_Task details:_
Every entry here needs to be repeated exactly.

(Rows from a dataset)
** START **

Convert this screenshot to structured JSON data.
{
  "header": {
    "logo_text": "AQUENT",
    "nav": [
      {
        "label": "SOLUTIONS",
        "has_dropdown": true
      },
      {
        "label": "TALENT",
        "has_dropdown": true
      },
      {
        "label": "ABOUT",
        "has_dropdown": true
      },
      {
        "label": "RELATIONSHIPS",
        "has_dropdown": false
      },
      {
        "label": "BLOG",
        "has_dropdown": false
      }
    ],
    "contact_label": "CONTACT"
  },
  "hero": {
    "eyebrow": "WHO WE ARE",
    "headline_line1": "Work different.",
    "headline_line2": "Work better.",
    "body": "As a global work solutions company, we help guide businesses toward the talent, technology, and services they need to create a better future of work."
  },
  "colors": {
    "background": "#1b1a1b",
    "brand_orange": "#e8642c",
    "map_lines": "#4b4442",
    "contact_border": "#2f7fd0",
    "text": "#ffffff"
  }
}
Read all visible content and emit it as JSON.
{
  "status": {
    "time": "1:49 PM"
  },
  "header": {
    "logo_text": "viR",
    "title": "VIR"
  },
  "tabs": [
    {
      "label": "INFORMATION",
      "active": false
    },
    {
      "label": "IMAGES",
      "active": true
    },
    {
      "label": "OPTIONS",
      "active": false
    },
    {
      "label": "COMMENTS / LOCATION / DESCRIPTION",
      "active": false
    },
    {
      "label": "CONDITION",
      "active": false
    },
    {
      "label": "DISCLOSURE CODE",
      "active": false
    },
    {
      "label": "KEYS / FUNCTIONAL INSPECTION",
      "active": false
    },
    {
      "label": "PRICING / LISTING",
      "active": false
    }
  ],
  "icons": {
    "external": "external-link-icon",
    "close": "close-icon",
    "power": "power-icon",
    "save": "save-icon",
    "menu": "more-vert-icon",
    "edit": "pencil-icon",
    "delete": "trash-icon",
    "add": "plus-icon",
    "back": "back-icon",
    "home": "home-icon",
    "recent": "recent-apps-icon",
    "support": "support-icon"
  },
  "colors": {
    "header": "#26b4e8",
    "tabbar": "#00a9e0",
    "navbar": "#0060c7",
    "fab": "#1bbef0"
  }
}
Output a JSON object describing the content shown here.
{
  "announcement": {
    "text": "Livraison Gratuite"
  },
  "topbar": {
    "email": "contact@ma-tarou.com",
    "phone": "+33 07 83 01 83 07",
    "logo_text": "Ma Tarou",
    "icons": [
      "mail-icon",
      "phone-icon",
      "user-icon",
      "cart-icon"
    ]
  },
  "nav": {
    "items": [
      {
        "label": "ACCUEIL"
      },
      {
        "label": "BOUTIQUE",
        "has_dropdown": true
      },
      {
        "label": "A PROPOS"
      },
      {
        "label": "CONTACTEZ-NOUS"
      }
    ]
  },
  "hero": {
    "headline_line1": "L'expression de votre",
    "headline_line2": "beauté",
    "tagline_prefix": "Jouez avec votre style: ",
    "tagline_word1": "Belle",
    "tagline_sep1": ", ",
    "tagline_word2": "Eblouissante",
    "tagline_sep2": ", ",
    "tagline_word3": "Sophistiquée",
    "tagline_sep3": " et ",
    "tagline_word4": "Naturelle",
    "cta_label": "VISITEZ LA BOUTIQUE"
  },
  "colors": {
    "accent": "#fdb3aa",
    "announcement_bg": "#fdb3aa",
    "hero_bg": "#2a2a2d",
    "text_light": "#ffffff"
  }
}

** END **

_Exercise result:_
Convert this screenshot to structured JSON data.
{
  "header": {
    "logo_text": "AQUENT",
    "nav": [
      {
        "label": "SOLUTIONS",
        "has_dropdown": true
      },
      {
        "label": "TALENT",
        "has_dropdown": true
      },
      {
        "label": "ABOUT",
        "has_dropdown": true
      },
      {
        "label": "RELATIONSHIPS",
        "has_dropdown": false
      },
      {
        "label": "BLOG",
        "has_dropdown": false
      }
    ],
    "contact_label": "CONTACT"
  },
  "hero": {
    "eyebrow": "WHO WE ARE",
    "headline_line1": "Work different.",
    "headline_line2": "Work better.",
    "body": "As a global work solutions company, we help guide businesses toward the talent, technology, and services they need to create a better future of work."
  },
  "colors": {
    "background": "#1b1a1b",
    "brand_orange": "#e8642c",
    "map_lines": "#4b4442",
    "contact_border": "#2f7fd0",
    "text": "#ffffff"
  }
}
Read all visible content and emit it as JSON.
{
  "status": {
    "time": "1:49 PM"
  },
  "header": {
    "logo_text": "viR",
    "title": "VIR"
  },
  "tabs": [
    {
      "label": "INFORMATION",
      "active": false
    },
    {
      "label": "IMAGES",
      "active": true
    },
    {
      "label": "OPTIONS",
      "active": false
    },
    {
      "label": "COMMENTS / LOCATION / DESCRIPTION",
      "active": false
    },
    {
      "label": "CONDITION",
      "active": false
    },
    {
      "label": "DISCLOSURE CODE",
      "active": false
    },
    {
      "label": "KEYS / FUNCTIONAL INSPECTION",
      "active": false
    },
    {
      "label": "PRICING / LISTING",
      "active": false
    }
  ],
  "icons": {
    "external": "external-link-icon",
    "close": "close-icon",
    "power": "power-icon",
    "save": "save-icon",
    "menu": "more-vert-icon",
    "edit": "pencil-icon",
    "delete": "trash-icon",
    "add": "plus-icon",
    "back": "back-icon",
    "home": "home-icon",
    "recent": "recent-apps-icon",
    "support": "support-icon"
  },
  "colors": {
    "header": "#26b4e8",
    "tabbar": "#00a9e0",
    "navbar": "#0060c7",
    "fab": "#1bbef0"
  }
}
Output a JSON object describing the content shown here.
{
  "announcement": {
    "text": "Livraison Gratuite"
  },
  "topbar": {
    "email": "contact@ma-tarou.com",
    "phone": "+33 07 83 01 83 07",
    "logo_text": "Ma Tarou",
    "icons": [
      "mail-icon",
      "phone-icon",
      "user-icon",
      "cart-icon"
    ]
  },
  "nav": {
    "items": [
      {
        "label": "ACCUEIL"
      },
      {
        "label": "BOUTIQUE",
        "has_dropdown": true
      },
      {
        "label": "A PROPOS"
      },
      {
        "label": "CONTACTEZ-NOUS"
      }
    ]
  },
  "hero": {
    "headline_line1": "L'expression de votre",
    "headline_line2": "beauté",
    "tagline_prefix": "Jouez avec votre style: ",
    "tagline_word1": "Belle",
    "tagline_sep1": ", ",
    "tagline_word2": "Eblouissante",
    "tagline_sep2": ", ",
    "tagline_word3": "Sophistiquée",
    "tagline_sep3": " et ",
    "tagline_word4": "Naturelle",
    "cta_label": "VISITEZ LA BOUTIQUE"
  },
  "colors": {
    "accent": "#fdb3aa",
    "announcement_bg": "#fdb3aa",
    "hero_bg": "#2a2a2d",
    "text_light": "#ffffff"
  }
}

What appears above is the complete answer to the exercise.